DOCUMENT EXCERPT>

Now, let’s look at the macro that replaces the sprintf() function. I chose the sprintf() function because I use it more often in my code than printf(). Let’s start first with the variant without the optional arguments. I always use capital letters with macros, and consider this as a good style to avoid confusion with functions.

C++

#define SPRINTF_0(buffer, format)  \
{  \
  typedef struct  \
  {  \
    static const char* Format()  \ // Capture format string
    {  \
      return (format);  \
    }  \
    static const char* File()  \ // Capture file name
    {  \
      return (__FILE__);  \
    }  \
    static int Line(int line=__LINE__)  \ // Capture line name
    {  \
      return line;  \
    }  \
  } Placement;  \
  ChkdPrintf::Snprintf<Placement>((buffer), (sizeof(buffer)));  \
// Invokes PrintfGlobal_0<Placement> instantiation, you will see in a minute how
}

Here I use a local structure, typedef-ed as Placement. It captures three essential things: the format string that I provide as a macro parameter, a file name, and a line name. All these parameters are captured as static member functions so I can easily access them when needed. Note the trick with the line - a more simple approach in the code below is not working with the Visual C++ compiler.

Dataset entries>
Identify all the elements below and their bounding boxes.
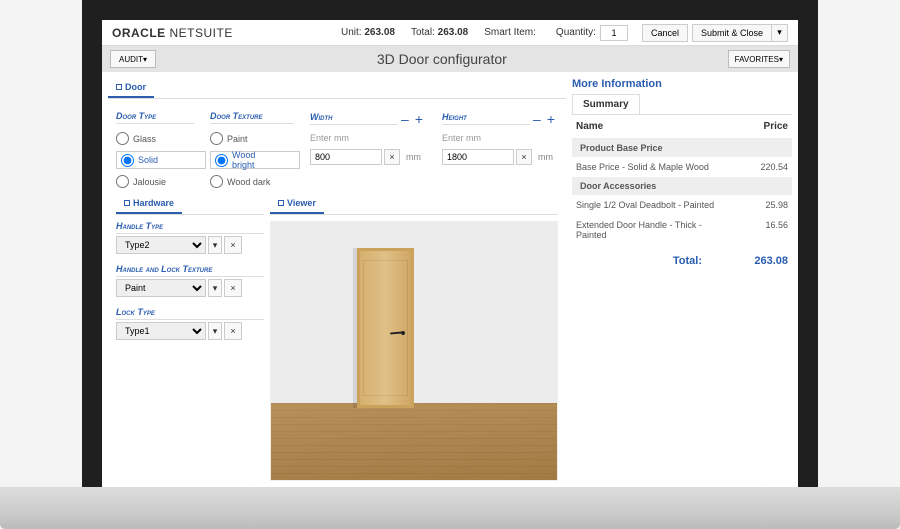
handle-type-dropdown-button[interactable]: ▾ — [208, 236, 222, 254]
app-screen: ORACLE NETSUITE Unit: 263.08 Total: 263.… — [102, 20, 798, 487]
door-handle-icon — [401, 331, 405, 335]
height-label: Height — [442, 112, 530, 125]
expand-icon — [116, 84, 122, 90]
summary-section-accessories: Door Accessories — [572, 177, 792, 195]
width-minus-button[interactable]: – — [398, 111, 412, 127]
smart-item-label: Smart Item: — [484, 27, 536, 38]
expand-icon — [278, 200, 284, 206]
width-unit: mm — [402, 149, 421, 165]
summary-total-value: 263.08 — [732, 255, 788, 267]
summary-total-label: Total: — [576, 255, 732, 267]
top-bar: ORACLE NETSUITE Unit: 263.08 Total: 263.… — [102, 20, 798, 46]
handle-type-select[interactable]: Type2 — [116, 236, 206, 254]
summary-row: Single 1/2 Oval Deadbolt - Painted 25.98 — [572, 195, 792, 215]
caret-down-icon: ▾ — [777, 27, 782, 38]
handle-lock-texture-label: Handle and Lock Texture — [116, 264, 264, 277]
tab-summary[interactable]: Summary — [572, 94, 640, 114]
caret-down-icon: ▾ — [213, 240, 218, 251]
door-texture-option-wood-bright[interactable]: Wood bright — [210, 151, 300, 169]
favorites-button[interactable]: FAVORITES▾ — [728, 50, 790, 68]
door-type-option-jalousie[interactable]: Jalousie — [116, 175, 194, 188]
clear-icon: × — [521, 152, 526, 162]
summary-row: Extended Door Handle - Thick - Painted 1… — [572, 215, 792, 245]
clear-icon: × — [389, 152, 394, 162]
submit-dropdown-button[interactable]: ▾ — [772, 24, 788, 42]
height-plus-button[interactable]: + — [544, 111, 558, 127]
door-type-option-glass[interactable]: Glass — [116, 132, 194, 145]
viewer-3d-canvas[interactable] — [270, 221, 558, 481]
door-preview — [357, 248, 414, 408]
clear-icon: × — [230, 240, 235, 250]
tab-hardware[interactable]: Hardware — [116, 194, 182, 214]
height-input[interactable] — [442, 149, 514, 165]
handle-type-clear-button[interactable]: × — [224, 236, 242, 254]
lock-type-dropdown-button[interactable]: ▾ — [208, 322, 222, 340]
door-texture-option-paint[interactable]: Paint — [210, 132, 294, 145]
door-type-label: Door Type — [116, 111, 194, 124]
expand-icon — [124, 200, 130, 206]
height-minus-button[interactable]: – — [530, 111, 544, 127]
door-type-option-solid[interactable]: Solid — [116, 151, 206, 169]
clear-icon: × — [230, 326, 235, 336]
quantity-input[interactable] — [600, 25, 628, 41]
lock-type-clear-button[interactable]: × — [224, 322, 242, 340]
width-input[interactable] — [310, 149, 382, 165]
width-clear-button[interactable]: × — [384, 149, 400, 165]
handle-lock-texture-clear-button[interactable]: × — [224, 279, 242, 297]
summary-col-name: Name — [576, 121, 738, 132]
summary-section-base: Product Base Price — [572, 139, 792, 157]
brand-logo: ORACLE NETSUITE — [112, 26, 233, 40]
width-label: Width — [310, 112, 398, 125]
total-price: Total: 263.08 — [411, 27, 468, 38]
summary-col-price: Price — [738, 121, 788, 132]
page-title: 3D Door configurator — [156, 51, 728, 67]
handle-lock-texture-dropdown-button[interactable]: ▾ — [208, 279, 222, 297]
door-texture-option-wood-dark[interactable]: Wood dark — [210, 175, 294, 188]
audit-button[interactable]: AUDIT▾ — [110, 50, 156, 68]
handle-lock-texture-select[interactable]: Paint — [116, 279, 206, 297]
width-plus-button[interactable]: + — [412, 111, 426, 127]
sub-bar: AUDIT▾ 3D Door configurator FAVORITES▾ — [102, 46, 798, 72]
clear-icon: × — [230, 283, 235, 293]
more-information-title: More Information — [572, 78, 792, 90]
door-texture-label: Door Texture — [210, 111, 294, 124]
cancel-button[interactable]: Cancel — [642, 24, 688, 42]
tab-door[interactable]: Door — [108, 78, 154, 98]
height-clear-button[interactable]: × — [516, 149, 532, 165]
caret-down-icon: ▾ — [213, 283, 218, 294]
height-unit: mm — [534, 149, 553, 165]
tab-viewer[interactable]: Viewer — [270, 194, 324, 214]
submit-close-button[interactable]: Submit & Close — [692, 24, 772, 42]
handle-type-label: Handle Type — [116, 221, 264, 234]
lock-type-label: Lock Type — [116, 307, 264, 320]
unit-price: Unit: 263.08 — [341, 27, 395, 38]
lock-type-select[interactable]: Type1 — [116, 322, 206, 340]
laptop-frame: ORACLE NETSUITE Unit: 263.08 Total: 263.… — [0, 0, 900, 529]
summary-row: Base Price - Solid & Maple Wood 220.54 — [572, 157, 792, 177]
width-hint: Enter mm — [310, 133, 426, 143]
height-hint: Enter mm — [442, 133, 558, 143]
quantity-label: Quantity: — [556, 27, 596, 38]
caret-down-icon: ▾ — [213, 326, 218, 337]
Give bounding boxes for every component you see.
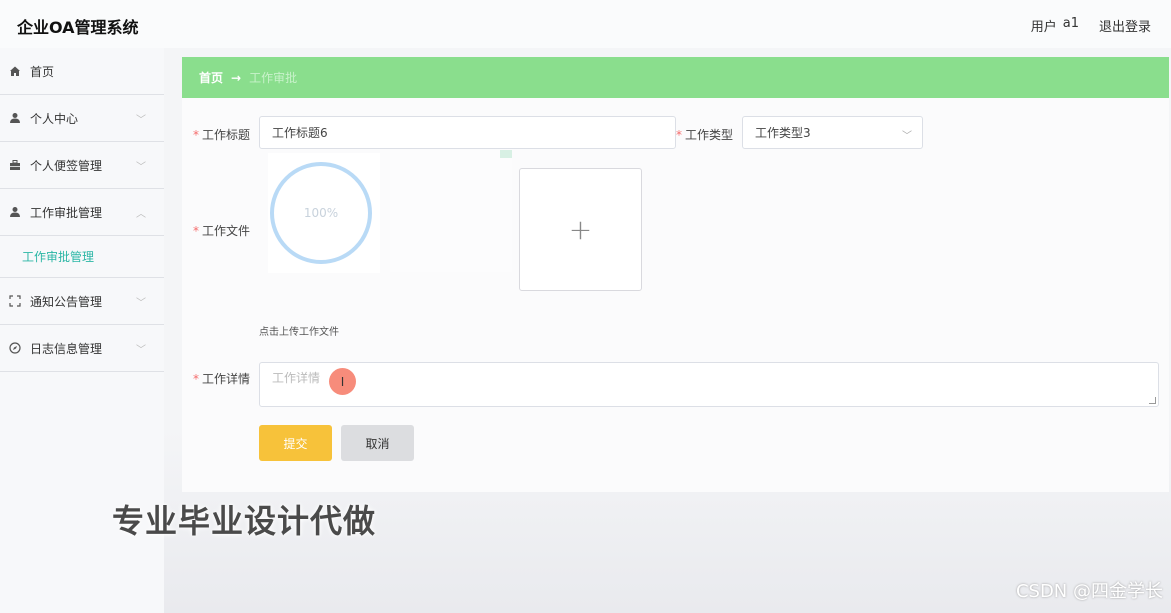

TO BE DONE>
(1) Reproduce a run of lines from the entries, starting at the line that has "handle-type-dropdown-button[interactable]: ▾ —" and ending after the line that has "clear-icon: × — [521, 152, 526, 162]".
(2) Continue the text on the sprintf() macro from its final sentence onward.
These entries have no connection to the text on the sprintf() macro.

RESULTS IN ORDER>
(1)
handle-type-dropdown-button[interactable]: ▾ — [208, 236, 222, 254]
app-screen: ORACLE NETSUITE Unit: 263.08 Total: 263.… — [102, 20, 798, 487]
door-handle-icon — [401, 331, 405, 335]
height-label: Height — [442, 112, 530, 125]
expand-icon — [116, 84, 122, 90]
summary-section-accessories: Door Accessories — [572, 177, 792, 195]
width-minus-button[interactable]: – — [398, 111, 412, 127]
smart-item-label: Smart Item: — [484, 27, 536, 38]
expand-icon — [278, 200, 284, 206]
width-unit: mm — [402, 149, 421, 165]
summary-total-value: 263.08 — [732, 255, 788, 267]
summary-total-label: Total: — [576, 255, 732, 267]
top-bar: ORACLE NETSUITE Unit: 263.08 Total: 263.… — [102, 20, 798, 46]
handle-type-select[interactable]: Type2 — [116, 236, 206, 254]
summary-row: Single 1/2 Oval Deadbolt - Painted 25.98 — [572, 195, 792, 215]
caret-down-icon: ▾ — [777, 27, 782, 38]
handle-lock-texture-label: Handle and Lock Texture — [116, 264, 264, 277]
tab-summary[interactable]: Summary — [572, 94, 640, 114]
caret-down-icon: ▾ — [213, 240, 218, 251]
door-texture-option-wood-bright[interactable]: Wood bright — [210, 151, 300, 169]
favorites-button[interactable]: FAVORITES▾ — [728, 50, 790, 68]
door-type-option-jalousie[interactable]: Jalousie — [116, 175, 194, 188]
clear-icon: × — [521, 152, 526, 162]

(2)
C++

static int Line()  \ // This is not working
{  \
  return __LINE__;  \
}  \

The function Snprintf() is doing two things. At runtime, it calls the real _snprintf() function. At compile time, it causes the C++ compiler to instantiate PrintfGlobal_0<Place>, because it calls its static member function Format(). Moreover, the Format() function references the s_Instance static member, therefore this member will be compiled and the object of it will be created at startup time by the CRT.

C++

template <typename Place>
int Snprintf(char *buffer, size_t len)
{
  buffer[len-1]='\0';
  // Real function that is doing the job at runtime
  return _snprintf(buffer, len-1, PrintfGlobal_0<Place>::Format());
}

Now, let’s see how the capture itself works. Here is a prototype of the PrintfValidated class. This class will be a workhorse that performs all the validation.

C++

class PrintfValidated
{
public:
  PrintfValidated()
  {}
protected:
  PrintfValidated(bool)
  {  // Stores pointer to itself
    GetAllPrintfs().push_back(this);
  }
  static std::vector<PrintfValidated*>& GetAllPrintfs()
  {
    static std::vector<PrintfValidated*> pPrintfs;
    return pPrintfs;
  }
  template <typename Place>
  void SetLocation()
  {
    m_Format=Place::Format();
    //
    char buffer[1024];
    memset(buffer, 0, sizeof(buffer));
    // Stores file+line as a string: \SomeFile.cpp(N)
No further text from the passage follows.